● **TEKS BACAAN**
___
Pesan Mendalam Orang Tua untuk Tahir

Selang beberapa saat, melihat sang anak tumbuh dewasa dan menginjak usia 21 tahun, kedua orang tua Tahir pun lantas meminta Tahir untuk mencari calon istri. Sang ibu pun berpesan agar Tahir mencari calon istri yang baik dan kuat untuk menemaninya berjuang bersama. Sementara sang ayah meminta Tahir untuk bisa menjadi laki-laki terhormat yang dihargai banyak orang.

“Saat itu papah bilang, ‘aku bermimpi melihatmu dengan mudah memasuki Gedung-gedung mewah dan menduduki jabatan tinggi. Kamu tidak harus menjadi pedagang jika kuliahmu bisa menghasilkan kamu laki-laki terhormat di kantor yang mempunyai reputasi baik’,” tutur Tahir seraya menirukan ucapan sang ayah kala itu.

Tahir bilang, saat itu ia hanya berusaha mengangguk dan mendengarkan semua perkataan orang tuanya. Ia pun mengaku tak merasakan kegembiraan apa pun ketika orang tuanya berbicara soal perempuan. Menurutnya, ia akan memikirkan soal pendamping hidup saat ia telah mencapai pencapaian yang signifikan dalam hidup, tidak sekarang.

“Masa kecil saya yang pahit membuat saya enggan memikirkan untuk menikah muda. Saya tidak perlu terburu-buru dalam hal ini,” tukas Tahir.

Lebih lanjut, kata Tahir, ketika menghabiskan liburan kuliah di Surabaya, dia kerap pergi ke tempat-tempat dimana ia dibesarkan. Seperti, ke bekas rumahnya dulu di Jl. Bunguran. Lalu pergi mengunjungi rumah sahabatnya ayahnya dulu yang serumah dengannya, Tan Boen Tjoe.

Tak lupa, ia pun menyusuri Jl. Keputran, Jl. Kapasan, dan lewat di depan RS Husada, tempat dimana ia dilahirkan, dan baru bisa keluar dari RS setelah sang ibu berhasil mendapatkan pembeli becak rakitan milik sang ayah.
___
● **SOAL A**
Salin kata demi kata baris-baris data, mulai dari awal data hingga baris yang memuat "scm-cell: - [1565, 789, 2090, 838]", dengan kedua ujungnya ikut disalin.
● **SOAL B**
Teruskan teks tentang Tahir dan pesan orang tuanya, dimulai sesudah kalimat terakhir yang ada.

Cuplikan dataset
___
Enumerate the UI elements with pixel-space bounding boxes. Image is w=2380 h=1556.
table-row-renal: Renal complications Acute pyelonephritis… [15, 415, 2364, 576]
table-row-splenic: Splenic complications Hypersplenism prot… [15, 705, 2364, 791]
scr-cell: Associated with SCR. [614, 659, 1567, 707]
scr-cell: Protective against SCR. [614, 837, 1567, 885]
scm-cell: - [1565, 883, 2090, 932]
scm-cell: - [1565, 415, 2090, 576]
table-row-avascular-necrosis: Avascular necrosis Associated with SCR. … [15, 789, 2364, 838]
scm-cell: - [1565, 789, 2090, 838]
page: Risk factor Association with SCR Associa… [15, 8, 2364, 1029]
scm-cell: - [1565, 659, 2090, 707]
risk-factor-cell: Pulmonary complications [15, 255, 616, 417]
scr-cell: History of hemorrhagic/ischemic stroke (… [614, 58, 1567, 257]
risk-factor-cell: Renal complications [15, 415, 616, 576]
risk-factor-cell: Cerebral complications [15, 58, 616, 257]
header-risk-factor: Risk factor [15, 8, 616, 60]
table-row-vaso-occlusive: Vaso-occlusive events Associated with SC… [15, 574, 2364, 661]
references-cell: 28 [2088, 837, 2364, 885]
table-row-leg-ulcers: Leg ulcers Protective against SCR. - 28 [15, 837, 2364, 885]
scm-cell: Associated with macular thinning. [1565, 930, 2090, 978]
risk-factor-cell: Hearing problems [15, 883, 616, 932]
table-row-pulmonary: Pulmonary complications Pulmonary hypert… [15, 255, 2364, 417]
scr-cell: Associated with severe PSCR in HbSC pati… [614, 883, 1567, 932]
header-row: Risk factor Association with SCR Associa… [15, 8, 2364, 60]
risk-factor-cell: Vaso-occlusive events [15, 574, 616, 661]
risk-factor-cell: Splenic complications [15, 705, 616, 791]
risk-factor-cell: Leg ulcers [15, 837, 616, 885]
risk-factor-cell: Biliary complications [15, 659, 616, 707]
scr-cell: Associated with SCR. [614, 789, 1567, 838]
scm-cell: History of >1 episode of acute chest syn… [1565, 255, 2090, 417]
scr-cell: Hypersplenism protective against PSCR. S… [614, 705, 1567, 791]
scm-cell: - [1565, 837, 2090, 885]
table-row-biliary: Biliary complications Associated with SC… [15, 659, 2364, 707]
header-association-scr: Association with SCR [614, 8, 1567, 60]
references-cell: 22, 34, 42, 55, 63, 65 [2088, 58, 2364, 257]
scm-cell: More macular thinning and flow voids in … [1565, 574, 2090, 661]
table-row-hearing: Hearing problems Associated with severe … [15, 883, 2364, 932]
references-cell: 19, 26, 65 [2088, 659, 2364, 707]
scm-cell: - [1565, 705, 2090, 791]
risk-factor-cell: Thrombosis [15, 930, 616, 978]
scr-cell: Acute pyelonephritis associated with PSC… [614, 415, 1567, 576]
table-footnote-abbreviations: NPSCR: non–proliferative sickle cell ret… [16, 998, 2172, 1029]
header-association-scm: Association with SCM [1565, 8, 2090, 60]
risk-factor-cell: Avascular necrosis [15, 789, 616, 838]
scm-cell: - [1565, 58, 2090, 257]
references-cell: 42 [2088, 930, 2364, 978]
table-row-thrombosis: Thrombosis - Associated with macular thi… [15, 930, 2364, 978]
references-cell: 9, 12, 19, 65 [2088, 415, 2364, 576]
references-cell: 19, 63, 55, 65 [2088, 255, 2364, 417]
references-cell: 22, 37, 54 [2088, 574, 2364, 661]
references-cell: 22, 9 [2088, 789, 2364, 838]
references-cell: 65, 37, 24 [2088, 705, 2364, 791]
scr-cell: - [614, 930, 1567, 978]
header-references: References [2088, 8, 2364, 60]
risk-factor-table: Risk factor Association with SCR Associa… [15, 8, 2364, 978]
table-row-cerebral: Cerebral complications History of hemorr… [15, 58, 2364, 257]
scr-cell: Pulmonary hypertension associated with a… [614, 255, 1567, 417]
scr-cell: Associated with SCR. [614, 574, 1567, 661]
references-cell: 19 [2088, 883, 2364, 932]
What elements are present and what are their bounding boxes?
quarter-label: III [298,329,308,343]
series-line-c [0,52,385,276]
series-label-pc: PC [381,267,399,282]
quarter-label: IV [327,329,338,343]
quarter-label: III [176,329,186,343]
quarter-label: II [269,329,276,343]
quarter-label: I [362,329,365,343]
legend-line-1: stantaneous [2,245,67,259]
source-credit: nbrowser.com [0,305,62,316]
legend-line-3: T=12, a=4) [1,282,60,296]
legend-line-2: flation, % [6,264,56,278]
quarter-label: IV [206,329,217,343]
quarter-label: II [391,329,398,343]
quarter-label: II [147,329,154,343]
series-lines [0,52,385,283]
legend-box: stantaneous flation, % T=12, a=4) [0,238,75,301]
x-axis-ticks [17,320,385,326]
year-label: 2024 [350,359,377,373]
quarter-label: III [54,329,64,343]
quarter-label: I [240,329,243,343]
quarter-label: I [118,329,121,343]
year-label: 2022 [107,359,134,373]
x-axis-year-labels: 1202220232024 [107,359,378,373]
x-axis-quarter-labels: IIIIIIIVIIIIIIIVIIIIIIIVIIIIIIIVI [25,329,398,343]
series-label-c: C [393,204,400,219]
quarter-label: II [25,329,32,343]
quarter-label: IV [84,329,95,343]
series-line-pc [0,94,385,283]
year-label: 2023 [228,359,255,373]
___
● **JAWABAN BENAR A**
Enumerate the UI elements with pixel-space bounding boxes. Image is w=2380 h=1556.
table-row-renal: Renal complications Acute pyelonephritis… [15, 415, 2364, 576]
table-row-splenic: Splenic complications Hypersplenism prot… [15, 705, 2364, 791]
scr-cell: Associated with SCR. [614, 659, 1567, 707]
scr-cell: Protective against SCR. [614, 837, 1567, 885]
scm-cell: - [1565, 883, 2090, 932]
scm-cell: - [1565, 415, 2090, 576]
table-row-avascular-necrosis: Avascular necrosis Associated with SCR. … [15, 789, 2364, 838]
scm-cell: - [1565, 789, 2090, 838]

● **JAWABAN BENAR B**
“Waktu begitu cepat, betapa saya mencintai Surabaya. Saya menyukai bau keringat keluarga saya. Namun demikian, saya harus tetap kembali ke Singapura,” tandas Tahir.

Sebelum kembali ke Singapura, Tahir pun diberi nasihat oleh sang ayah. Sang ayah berpesan agar Tahir kuliah untuk mendapatkan rasa hormat. Ia pun dituntut harus bisa bekerja keras.

“Papah berpesan kepada saya sebelum berangkat ke Singapura, ‘Tahir, ingat, kamu kuliah untuk mendapatkan rasa hormat. Dan rasa hormat tidak datang dari rasa kasihan. Rasa hormat datang ketika seseorang bekerja keras dan membangun kehidupan yang kokoh. Ingatlah itu, dan jangan berharap pada siapapun,” tutur Tahir menirukan pesan ayahnya kala itu.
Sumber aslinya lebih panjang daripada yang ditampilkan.